- [Exercise description] Send back the entries below exactly as they appear.
--- START The input ---
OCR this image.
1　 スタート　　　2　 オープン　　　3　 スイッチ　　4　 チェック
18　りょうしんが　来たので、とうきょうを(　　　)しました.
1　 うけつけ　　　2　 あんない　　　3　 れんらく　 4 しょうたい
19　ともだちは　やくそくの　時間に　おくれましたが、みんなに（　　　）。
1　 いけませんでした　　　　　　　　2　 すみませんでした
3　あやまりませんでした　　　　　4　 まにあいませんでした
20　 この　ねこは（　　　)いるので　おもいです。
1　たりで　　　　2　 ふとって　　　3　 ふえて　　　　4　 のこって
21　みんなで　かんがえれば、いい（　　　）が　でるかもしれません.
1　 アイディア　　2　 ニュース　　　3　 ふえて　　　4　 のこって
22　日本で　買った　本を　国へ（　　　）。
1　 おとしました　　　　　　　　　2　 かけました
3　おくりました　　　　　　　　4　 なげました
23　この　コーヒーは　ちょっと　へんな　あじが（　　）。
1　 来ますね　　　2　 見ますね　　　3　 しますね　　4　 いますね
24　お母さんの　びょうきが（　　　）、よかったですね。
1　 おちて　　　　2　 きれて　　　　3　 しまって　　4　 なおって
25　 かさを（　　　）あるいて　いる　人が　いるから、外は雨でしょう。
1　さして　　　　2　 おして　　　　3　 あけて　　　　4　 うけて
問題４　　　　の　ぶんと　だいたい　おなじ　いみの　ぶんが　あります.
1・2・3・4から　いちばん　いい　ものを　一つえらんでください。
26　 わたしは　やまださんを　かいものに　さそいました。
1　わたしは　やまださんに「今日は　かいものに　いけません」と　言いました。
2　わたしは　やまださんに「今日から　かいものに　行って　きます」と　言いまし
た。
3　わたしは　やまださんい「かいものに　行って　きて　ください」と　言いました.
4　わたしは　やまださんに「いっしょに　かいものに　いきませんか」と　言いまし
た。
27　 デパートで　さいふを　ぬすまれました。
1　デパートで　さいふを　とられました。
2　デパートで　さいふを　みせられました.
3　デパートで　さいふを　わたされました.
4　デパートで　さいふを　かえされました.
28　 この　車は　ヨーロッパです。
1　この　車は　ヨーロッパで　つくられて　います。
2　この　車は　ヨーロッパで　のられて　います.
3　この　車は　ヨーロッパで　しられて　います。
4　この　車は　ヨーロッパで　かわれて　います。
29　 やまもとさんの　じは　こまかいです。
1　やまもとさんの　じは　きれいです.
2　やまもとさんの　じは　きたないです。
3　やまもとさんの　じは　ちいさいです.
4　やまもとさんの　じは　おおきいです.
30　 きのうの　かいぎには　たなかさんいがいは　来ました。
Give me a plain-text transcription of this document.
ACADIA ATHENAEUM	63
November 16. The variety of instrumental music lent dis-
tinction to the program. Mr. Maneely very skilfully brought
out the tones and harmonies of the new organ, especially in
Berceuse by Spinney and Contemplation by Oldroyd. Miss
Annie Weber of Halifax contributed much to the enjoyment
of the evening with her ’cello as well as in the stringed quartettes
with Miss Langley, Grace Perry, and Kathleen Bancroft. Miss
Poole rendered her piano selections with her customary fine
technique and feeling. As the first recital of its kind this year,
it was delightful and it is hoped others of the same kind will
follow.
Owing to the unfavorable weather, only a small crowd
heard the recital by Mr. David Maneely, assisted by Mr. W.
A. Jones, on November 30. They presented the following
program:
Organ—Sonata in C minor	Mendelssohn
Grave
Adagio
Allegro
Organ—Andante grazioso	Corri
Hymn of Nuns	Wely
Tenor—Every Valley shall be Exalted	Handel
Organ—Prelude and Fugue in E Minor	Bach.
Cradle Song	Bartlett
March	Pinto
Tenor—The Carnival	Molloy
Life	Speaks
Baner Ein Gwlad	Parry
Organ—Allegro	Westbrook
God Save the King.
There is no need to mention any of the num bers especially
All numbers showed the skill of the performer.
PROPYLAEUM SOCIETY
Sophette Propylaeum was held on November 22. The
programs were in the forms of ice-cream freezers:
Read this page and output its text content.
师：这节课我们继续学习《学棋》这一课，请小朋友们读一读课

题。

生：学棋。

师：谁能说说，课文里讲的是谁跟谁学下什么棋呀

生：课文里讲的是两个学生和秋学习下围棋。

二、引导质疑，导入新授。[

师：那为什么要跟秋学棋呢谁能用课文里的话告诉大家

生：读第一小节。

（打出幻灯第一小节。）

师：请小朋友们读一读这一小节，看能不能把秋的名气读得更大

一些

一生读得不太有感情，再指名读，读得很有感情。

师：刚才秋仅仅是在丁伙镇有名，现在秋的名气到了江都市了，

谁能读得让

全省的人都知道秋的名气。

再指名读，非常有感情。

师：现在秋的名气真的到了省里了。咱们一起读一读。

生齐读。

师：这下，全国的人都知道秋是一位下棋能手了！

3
--- END The input ---
- [Expected answer]
OCR this image.
1　 スタート　　　2　 オープン　　　3　 スイッチ　　4　 チェック
18　りょうしんが　来たので、とうきょうを(　　　)しました.
1　 うけつけ　　　2　 あんない　　　3　 れんらく　 4 しょうたい
19　ともだちは　やくそくの　時間に　おくれましたが、みんなに（　　　）。
1　 いけませんでした　　　　　　　　2　 すみませんでした
3　あやまりませんでした　　　　　4　 まにあいませんでした
20　 この　ねこは（　　　)いるので　おもいです。
1　たりで　　　　2　 ふとって　　　3　 ふえて　　　　4　 のこって
21　みんなで　かんがえれば、いい（　　　）が　でるかもしれません.
1　 アイディア　　2　 ニュース　　　3　 ふえて　　　4　 のこって
22　日本で　買った　本を　国へ（　　　）。
1　 おとしました　　　　　　　　　2　 かけました
3　おくりました　　　　　　　　4　 なげました
23　この　コーヒーは　ちょっと　へんな　あじが（　　）。
1　 来ますね　　　2　 見ますね　　　3　 しますね　　4　 いますね
24　お母さんの　びょうきが（　　　）、よかったですね。
1　 おちて　　　　2　 きれて　　　　3　 しまって　　4　 なおって
25　 かさを（　　　）あるいて　いる　人が　いるから、外は雨でしょう。
1　さして　　　　2　 おして　　　　3　 あけて　　　　4　 うけて
問題４　　　　の　ぶんと　だいたい　おなじ　いみの　ぶんが　あります.
1・2・3・4から　いちばん　いい　ものを　一つえらんでください。
26　 わたしは　やまださんを　かいものに　さそいました。
1　わたしは　やまださんに「今日は　かいものに　いけません」と　言いました。
2　わたしは　やまださんに「今日から　かいものに　行って　きます」と　言いまし
た。
3　わたしは　やまださんい「かいものに　行って　きて　ください」と　言いました.
4　わたしは　やまださんに「いっしょに　かいものに　いきませんか」と　言いまし
た。
27　 デパートで　さいふを　ぬすまれました。
1　デパートで　さいふを　とられました。
2　デパートで　さいふを　みせられました.
3　デパートで　さいふを　わたされました.
4　デパートで　さいふを　かえされました.
28　 この　車は　ヨーロッパです。
1　この　車は　ヨーロッパで　つくられて　います。
2　この　車は　ヨーロッパで　のられて　います.
3　この　車は　ヨーロッパで　しられて　います。
4　この　車は　ヨーロッパで　かわれて　います。
29　 やまもとさんの　じは　こまかいです。
1　やまもとさんの　じは　きれいです.
2　やまもとさんの　じは　きたないです。
3　やまもとさんの　じは　ちいさいです.
4　やまもとさんの　じは　おおきいです.
30　 きのうの　かいぎには　たなかさんいがいは　来ました。
Give me a plain-text transcription of this document.
ACADIA ATHENAEUM	63
November 16. The variety of instrumental music lent dis-
tinction to the program. Mr. Maneely very skilfully brought
out the tones and harmonies of the new organ, especially in
Berceuse by Spinney and Contemplation by Oldroyd. Miss
Annie Weber of Halifax contributed much to the enjoyment
of the evening with her ’cello as well as in the stringed quartettes
with Miss Langley, Grace Perry, and Kathleen Bancroft. Miss
Poole rendered her piano selections with her customary fine
technique and feeling. As the first recital of its kind this year,
it was delightful and it is hoped others of the same kind will
follow.
Owing to the unfavorable weather, only a small crowd
heard the recital by Mr. David Maneely, assisted by Mr. W.
A. Jones, on November 30. They presented the following
program:
Organ—Sonata in C minor	Mendelssohn
Grave
Adagio
Allegro
Organ—Andante grazioso	Corri
Hymn of Nuns	Wely
Tenor—Every Valley shall be Exalted	Handel
Organ—Prelude and Fugue in E Minor	Bach.
Cradle Song	Bartlett
March	Pinto
Tenor—The Carnival	Molloy
Life	Speaks
Baner Ein Gwlad	Parry
Organ—Allegro	Westbrook
God Save the King.
There is no need to mention any of the num bers especially
All numbers showed the skill of the performer.
PROPYLAEUM SOCIETY
Sophette Propylaeum was held on November 22. The
programs were in the forms of ice-cream freezers:
Read this page and output its text content.
师：这节课我们继续学习《学棋》这一课，请小朋友们读一读课

题。

生：学棋。

师：谁能说说，课文里讲的是谁跟谁学下什么棋呀

生：课文里讲的是两个学生和秋学习下围棋。

二、引导质疑，导入新授。[

师：那为什么要跟秋学棋呢谁能用课文里的话告诉大家

生：读第一小节。

（打出幻灯第一小节。）

师：请小朋友们读一读这一小节，看能不能把秋的名气读得更大

一些

一生读得不太有感情，再指名读，读得很有感情。

师：刚才秋仅仅是在丁伙镇有名，现在秋的名气到了江都市了，

谁能读得让

全省的人都知道秋的名气。

再指名读，非常有感情。

师：现在秋的名气真的到了省里了。咱们一起读一读。

生齐读。

师：这下，全国的人都知道秋是一位下棋能手了！

3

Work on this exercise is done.